**** Data supplied ****

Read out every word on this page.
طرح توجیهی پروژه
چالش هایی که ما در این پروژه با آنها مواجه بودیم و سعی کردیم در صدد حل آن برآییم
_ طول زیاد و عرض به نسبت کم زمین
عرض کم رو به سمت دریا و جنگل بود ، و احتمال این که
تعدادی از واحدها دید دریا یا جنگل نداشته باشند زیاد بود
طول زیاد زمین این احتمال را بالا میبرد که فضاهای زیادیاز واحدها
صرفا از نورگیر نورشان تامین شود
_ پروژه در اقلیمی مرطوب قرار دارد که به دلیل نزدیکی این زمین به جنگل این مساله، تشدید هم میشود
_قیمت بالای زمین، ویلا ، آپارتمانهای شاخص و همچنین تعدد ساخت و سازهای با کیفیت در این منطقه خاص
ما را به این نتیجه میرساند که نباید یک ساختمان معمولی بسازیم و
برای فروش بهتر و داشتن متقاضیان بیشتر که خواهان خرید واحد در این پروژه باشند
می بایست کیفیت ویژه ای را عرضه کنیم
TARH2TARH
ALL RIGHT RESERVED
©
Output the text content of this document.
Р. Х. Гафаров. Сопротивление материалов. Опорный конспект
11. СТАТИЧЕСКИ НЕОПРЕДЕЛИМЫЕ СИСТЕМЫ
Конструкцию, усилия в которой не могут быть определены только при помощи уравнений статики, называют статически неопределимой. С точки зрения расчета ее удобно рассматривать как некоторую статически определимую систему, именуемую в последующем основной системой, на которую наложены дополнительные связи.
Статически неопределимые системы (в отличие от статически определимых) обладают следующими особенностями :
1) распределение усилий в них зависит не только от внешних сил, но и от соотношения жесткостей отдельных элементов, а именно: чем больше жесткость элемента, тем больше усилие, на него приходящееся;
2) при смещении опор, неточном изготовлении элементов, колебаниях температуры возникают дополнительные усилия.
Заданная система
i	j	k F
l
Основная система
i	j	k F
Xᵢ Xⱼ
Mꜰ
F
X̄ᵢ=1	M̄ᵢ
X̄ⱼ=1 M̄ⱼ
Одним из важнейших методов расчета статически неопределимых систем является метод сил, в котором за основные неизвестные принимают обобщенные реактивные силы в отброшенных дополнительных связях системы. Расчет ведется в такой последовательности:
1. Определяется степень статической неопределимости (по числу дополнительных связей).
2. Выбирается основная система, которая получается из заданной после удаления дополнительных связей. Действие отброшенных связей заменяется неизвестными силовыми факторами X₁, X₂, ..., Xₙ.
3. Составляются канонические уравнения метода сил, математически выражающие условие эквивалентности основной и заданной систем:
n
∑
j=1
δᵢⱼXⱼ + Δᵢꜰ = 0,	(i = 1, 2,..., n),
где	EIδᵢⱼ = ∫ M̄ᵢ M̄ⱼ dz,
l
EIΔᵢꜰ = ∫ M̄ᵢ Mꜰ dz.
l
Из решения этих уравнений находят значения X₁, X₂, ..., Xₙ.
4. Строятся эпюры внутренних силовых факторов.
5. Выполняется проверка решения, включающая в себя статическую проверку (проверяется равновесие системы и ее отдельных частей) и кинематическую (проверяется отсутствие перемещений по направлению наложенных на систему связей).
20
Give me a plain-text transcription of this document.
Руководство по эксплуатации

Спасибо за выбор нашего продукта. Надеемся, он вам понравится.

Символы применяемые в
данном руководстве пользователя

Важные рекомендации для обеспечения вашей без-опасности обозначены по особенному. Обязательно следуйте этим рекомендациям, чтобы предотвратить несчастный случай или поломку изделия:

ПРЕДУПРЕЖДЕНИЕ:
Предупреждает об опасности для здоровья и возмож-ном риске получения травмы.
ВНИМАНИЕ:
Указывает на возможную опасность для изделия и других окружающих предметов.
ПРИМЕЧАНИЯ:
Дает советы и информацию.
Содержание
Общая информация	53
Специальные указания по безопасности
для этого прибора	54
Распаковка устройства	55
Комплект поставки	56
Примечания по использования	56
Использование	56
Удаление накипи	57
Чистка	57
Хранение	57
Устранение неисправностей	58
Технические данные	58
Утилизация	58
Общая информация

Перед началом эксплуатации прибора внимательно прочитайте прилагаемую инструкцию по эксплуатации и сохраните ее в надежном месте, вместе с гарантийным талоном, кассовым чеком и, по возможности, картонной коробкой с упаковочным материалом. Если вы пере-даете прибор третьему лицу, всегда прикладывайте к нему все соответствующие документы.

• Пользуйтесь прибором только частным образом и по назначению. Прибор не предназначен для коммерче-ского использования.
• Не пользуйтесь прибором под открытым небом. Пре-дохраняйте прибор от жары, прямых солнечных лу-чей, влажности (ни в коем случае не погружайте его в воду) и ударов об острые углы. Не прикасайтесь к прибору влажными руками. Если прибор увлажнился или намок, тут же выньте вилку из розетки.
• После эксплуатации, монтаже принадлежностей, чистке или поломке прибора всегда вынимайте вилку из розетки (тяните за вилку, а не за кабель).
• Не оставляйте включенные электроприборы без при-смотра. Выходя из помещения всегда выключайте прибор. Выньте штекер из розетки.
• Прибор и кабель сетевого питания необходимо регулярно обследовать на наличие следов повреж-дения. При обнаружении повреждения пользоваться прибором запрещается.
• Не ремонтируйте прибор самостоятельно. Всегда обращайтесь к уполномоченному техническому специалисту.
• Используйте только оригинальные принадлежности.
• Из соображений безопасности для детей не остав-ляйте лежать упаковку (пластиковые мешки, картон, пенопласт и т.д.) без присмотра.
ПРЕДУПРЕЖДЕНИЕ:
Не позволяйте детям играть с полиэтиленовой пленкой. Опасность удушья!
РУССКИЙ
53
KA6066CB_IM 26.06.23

****

*Aim of the task*
Extract every record and return it verbatim.

*Completed exercise*
Read out every word on this page.
طرح توجیهی پروژه
چالش هایی که ما در این پروژه با آنها مواجه بودیم و سعی کردیم در صدد حل آن برآییم
_ طول زیاد و عرض به نسبت کم زمین
عرض کم رو به سمت دریا و جنگل بود ، و احتمال این که
تعدادی از واحدها دید دریا یا جنگل نداشته باشند زیاد بود
طول زیاد زمین این احتمال را بالا میبرد که فضاهای زیادیاز واحدها
صرفا از نورگیر نورشان تامین شود
_ پروژه در اقلیمی مرطوب قرار دارد که به دلیل نزدیکی این زمین به جنگل این مساله، تشدید هم میشود
_قیمت بالای زمین، ویلا ، آپارتمانهای شاخص و همچنین تعدد ساخت و سازهای با کیفیت در این منطقه خاص
ما را به این نتیجه میرساند که نباید یک ساختمان معمولی بسازیم و
برای فروش بهتر و داشتن متقاضیان بیشتر که خواهان خرید واحد در این پروژه باشند
می بایست کیفیت ویژه ای را عرضه کنیم
TARH2TARH
ALL RIGHT RESERVED
©
Output the text content of this document.
Р. Х. Гафаров. Сопротивление материалов. Опорный конспект
11. СТАТИЧЕСКИ НЕОПРЕДЕЛИМЫЕ СИСТЕМЫ
Конструкцию, усилия в которой не могут быть определены только при помощи уравнений статики, называют статически неопределимой. С точки зрения расчета ее удобно рассматривать как некоторую статически определимую систему, именуемую в последующем основной системой, на которую наложены дополнительные связи.
Статически неопределимые системы (в отличие от статически определимых) обладают следующими особенностями :
1) распределение усилий в них зависит не только от внешних сил, но и от соотношения жесткостей отдельных элементов, а именно: чем больше жесткость элемента, тем больше усилие, на него приходящееся;
2) при смещении опор, неточном изготовлении элементов, колебаниях температуры возникают дополнительные усилия.
Заданная система
i	j	k F
l
Основная система
i	j	k F
Xᵢ Xⱼ
Mꜰ
F
X̄ᵢ=1	M̄ᵢ
X̄ⱼ=1 M̄ⱼ
Одним из важнейших методов расчета статически неопределимых систем является метод сил, в котором за основные неизвестные принимают обобщенные реактивные силы в отброшенных дополнительных связях системы. Расчет ведется в такой последовательности:
1. Определяется степень статической неопределимости (по числу дополнительных связей).
2. Выбирается основная система, которая получается из заданной после удаления дополнительных связей. Действие отброшенных связей заменяется неизвестными силовыми факторами X₁, X₂, ..., Xₙ.
3. Составляются канонические уравнения метода сил, математически выражающие условие эквивалентности основной и заданной систем:
n
∑
j=1
δᵢⱼXⱼ + Δᵢꜰ = 0,	(i = 1, 2,..., n),
где	EIδᵢⱼ = ∫ M̄ᵢ M̄ⱼ dz,
l
EIΔᵢꜰ = ∫ M̄ᵢ Mꜰ dz.
l
Из решения этих уравнений находят значения X₁, X₂, ..., Xₙ.
4. Строятся эпюры внутренних силовых факторов.
5. Выполняется проверка решения, включающая в себя статическую проверку (проверяется равновесие системы и ее отдельных частей) и кинематическую (проверяется отсутствие перемещений по направлению наложенных на систему связей).
20
Give me a plain-text transcription of this document.
Руководство по эксплуатации

Спасибо за выбор нашего продукта. Надеемся, он вам понравится.

Символы применяемые в
данном руководстве пользователя

Важные рекомендации для обеспечения вашей без-опасности обозначены по особенному. Обязательно следуйте этим рекомендациям, чтобы предотвратить несчастный случай или поломку изделия:

ПРЕДУПРЕЖДЕНИЕ:
Предупреждает об опасности для здоровья и возмож-ном риске получения травмы.
ВНИМАНИЕ:
Указывает на возможную опасность для изделия и других окружающих предметов.
ПРИМЕЧАНИЯ:
Дает советы и информацию.
Содержание
Общая информация	53
Специальные указания по безопасности
для этого прибора	54
Распаковка устройства	55
Комплект поставки	56
Примечания по использования	56
Использование	56
Удаление накипи	57
Чистка	57
Хранение	57
Устранение неисправностей	58
Технические данные	58
Утилизация	58
Общая информация

Перед началом эксплуатации прибора внимательно прочитайте прилагаемую инструкцию по эксплуатации и сохраните ее в надежном месте, вместе с гарантийным талоном, кассовым чеком и, по возможности, картонной коробкой с упаковочным материалом. Если вы пере-даете прибор третьему лицу, всегда прикладывайте к нему все соответствующие документы.

• Пользуйтесь прибором только частным образом и по назначению. Прибор не предназначен для коммерче-ского использования.
• Не пользуйтесь прибором под открытым небом. Пре-дохраняйте прибор от жары, прямых солнечных лу-чей, влажности (ни в коем случае не погружайте его в воду) и ударов об острые углы. Не прикасайтесь к прибору влажными руками. Если прибор увлажнился или намок, тут же выньте вилку из розетки.
• После эксплуатации, монтаже принадлежностей, чистке или поломке прибора всегда вынимайте вилку из розетки (тяните за вилку, а не за кабель).
• Не оставляйте включенные электроприборы без при-смотра. Выходя из помещения всегда выключайте прибор. Выньте штекер из розетки.
• Прибор и кабель сетевого питания необходимо регулярно обследовать на наличие следов повреж-дения. При обнаружении повреждения пользоваться прибором запрещается.
• Не ремонтируйте прибор самостоятельно. Всегда обращайтесь к уполномоченному техническому специалисту.
• Используйте только оригинальные принадлежности.
• Из соображений безопасности для детей не остав-ляйте лежать упаковку (пластиковые мешки, картон, пенопласт и т.д.) без присмотра.
ПРЕДУПРЕЖДЕНИЕ:
Не позволяйте детям играть с полиэтиленовой пленкой. Опасность удушья!
РУССКИЙ
53
KA6066CB_IM 26.06.23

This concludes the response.